## WHAT THE TASK REQUIRES
Transcribe verbatim the span of the records that opens with the line containing "349 70 368</box>" and closes with the line containing "line-series <box>76 24 585 472</box>", including both of those lines.

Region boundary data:

----------

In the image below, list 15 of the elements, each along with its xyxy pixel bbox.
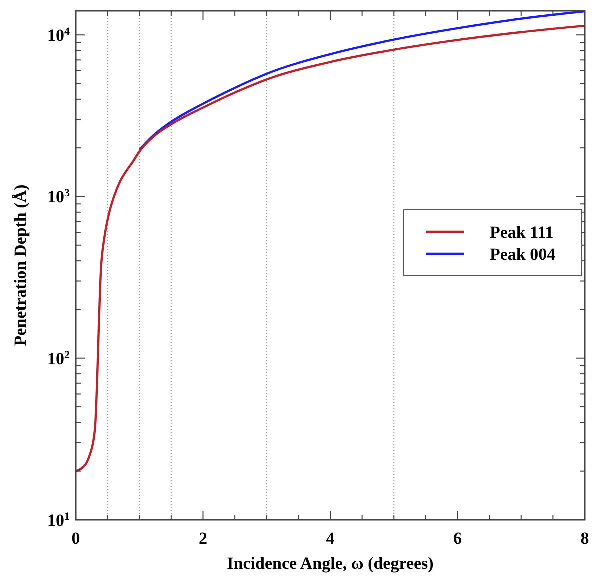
y-tick-label: 10$^{2}$ <box>47 349 70 368</box>
x-tick-label: 2 <box>199 529 208 548</box>
y-tick-label: 10$^{3}$ <box>47 188 70 207</box>
line-series <box>138 10 585 151</box>
line-series <box>76 24 585 472</box>
legend-label: Peak 004 <box>490 245 556 264</box>
x-tick-label: 4 <box>326 529 336 548</box>
x-axis-title: Incidence Angle, ω (degrees) <box>227 554 434 573</box>
x-tick-label: 6 <box>454 529 462 548</box>
x-tick-label: 0 <box>72 529 80 548</box>
y-tick-label: 10$^{4}$ <box>47 26 70 46</box>
x-tick-label: 8 <box>580 529 590 548</box>
y-tick-label: 10$^{1}$ <box>47 511 70 530</box>
legend-label: Peak 111 <box>490 223 554 242</box>
y-axis-title: Penetration Depth (Å) <box>11 184 30 346</box>
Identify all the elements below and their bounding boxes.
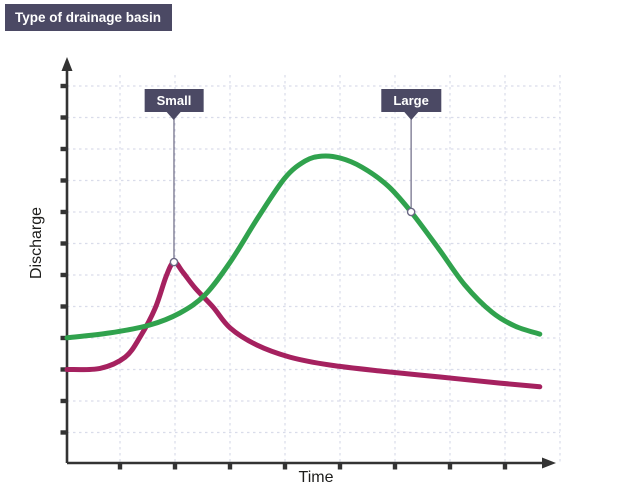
x-axis-tick: [392, 463, 398, 470]
marker-large: [406, 207, 416, 217]
y-axis-tick: [60, 83, 67, 89]
x-axis-arrow-icon: [542, 457, 556, 469]
x-axis-tick: [337, 463, 343, 470]
callout-small-basin: Small: [144, 89, 204, 112]
x-axis-tick: [502, 463, 508, 470]
x-axis-label: Time: [298, 469, 334, 486]
y-axis-label: Discharge: [28, 206, 45, 280]
y-axis-tick: [60, 178, 67, 183]
x-axis-tick: [117, 463, 123, 470]
y-axis-tick: [60, 272, 67, 278]
y-axis-arrow-icon: [61, 57, 73, 71]
y-axis-tick: [60, 335, 67, 341]
x-axis-tick: [227, 463, 233, 470]
y-axis-tick: [60, 430, 67, 435]
callout-large-basin: Large: [381, 89, 441, 112]
series-small-curve: [64, 259, 543, 390]
y-axis-tick: [60, 398, 67, 404]
y-axis-tick: [60, 367, 67, 372]
y-axis-tick: [60, 304, 67, 309]
y-axis-tick: [60, 115, 67, 120]
y-axis-tick: [60, 241, 67, 246]
figure-title: Type of drainage basin: [15, 10, 162, 25]
x-axis-tick: [172, 463, 178, 470]
y-axis-tick: [60, 146, 67, 152]
series-large-curve: [64, 153, 543, 341]
y-axis-tick: [60, 209, 67, 215]
marker-small: [169, 257, 179, 267]
x-axis-tick: [447, 463, 453, 470]
callout-small-label: Small: [156, 93, 192, 108]
figure-title-badge: Type of drainage basin: [5, 4, 173, 31]
x-axis-tick: [282, 463, 288, 470]
callout-large-label: Large: [393, 93, 429, 108]
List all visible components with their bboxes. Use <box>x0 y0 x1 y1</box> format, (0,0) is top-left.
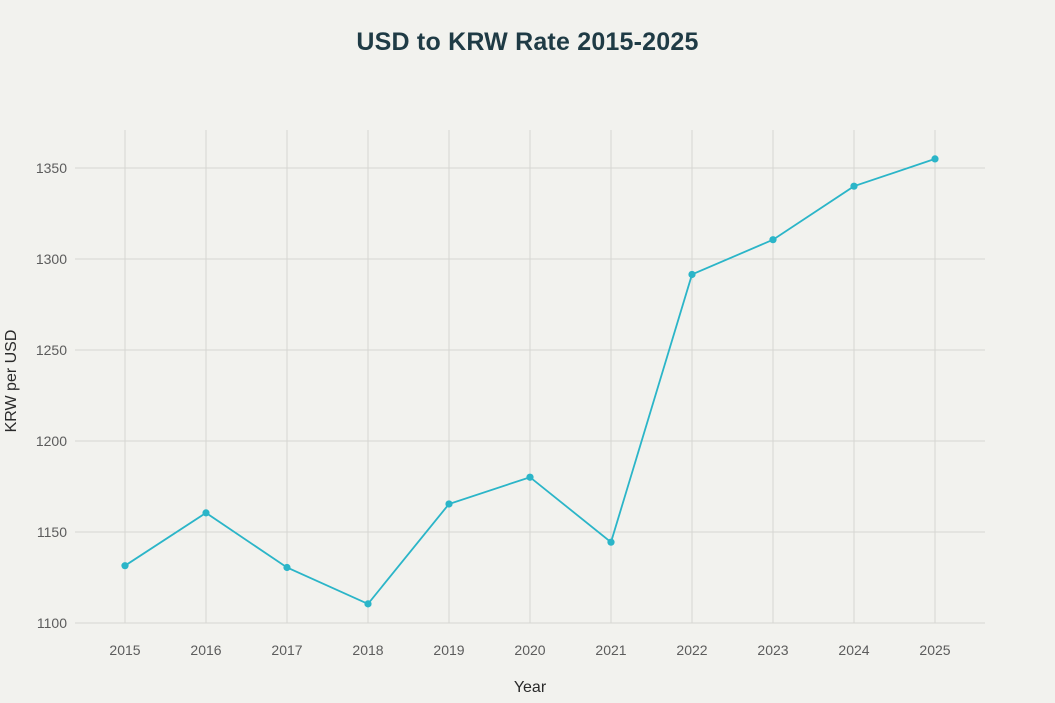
data-point <box>850 182 858 190</box>
data-point <box>121 562 129 570</box>
tick-layer: 2015 2016 2017 2018 2019 2020 2021 2022 2023 2024… <box>36 160 951 658</box>
series-layer <box>121 155 939 608</box>
data-point <box>526 473 534 481</box>
x-tick-label: 2017 <box>271 642 302 658</box>
y-tick-label: 1300 <box>36 251 67 267</box>
x-tick-label: 2022 <box>676 642 707 658</box>
y-tick-label: 1200 <box>36 433 67 449</box>
y-tick-label: 1150 <box>37 524 67 540</box>
x-tick-label: 2021 <box>595 642 626 658</box>
y-axis-label: KRW per USD <box>3 330 20 433</box>
data-point <box>769 236 777 244</box>
y-tick-label: 1250 <box>36 342 67 358</box>
y-tick-label: 1100 <box>37 615 67 631</box>
x-tick-label: 2016 <box>190 642 221 658</box>
y-tick-label: 1350 <box>36 160 67 176</box>
x-axis-label: Year <box>514 679 547 696</box>
chart-title: USD to KRW Rate 2015-2025 <box>356 28 699 56</box>
data-point <box>445 500 453 508</box>
x-tick-label: 2023 <box>757 642 788 658</box>
x-tick-label: 2020 <box>514 642 545 658</box>
data-point <box>688 270 696 279</box>
x-tick-label: 2018 <box>352 642 383 658</box>
x-tick-label: 2015 <box>109 642 140 658</box>
data-point <box>931 155 939 163</box>
x-tick-label: 2025 <box>919 642 950 658</box>
data-point <box>607 538 615 546</box>
data-point <box>283 563 291 572</box>
data-point <box>364 600 372 608</box>
data-point <box>202 509 210 517</box>
x-tick-label: 2019 <box>433 642 464 658</box>
x-tick-label: 2024 <box>838 642 869 658</box>
grid-layer <box>75 130 985 624</box>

----------

## EXERCISE ANSWER
y-tick-label: 10$^{2}$ <box>47 349 70 368</box>
x-tick-label: 2 <box>199 529 208 548</box>
y-tick-label: 10$^{3}$ <box>47 188 70 207</box>
line-series <box>138 10 585 151</box>
line-series <box>76 24 585 472</box>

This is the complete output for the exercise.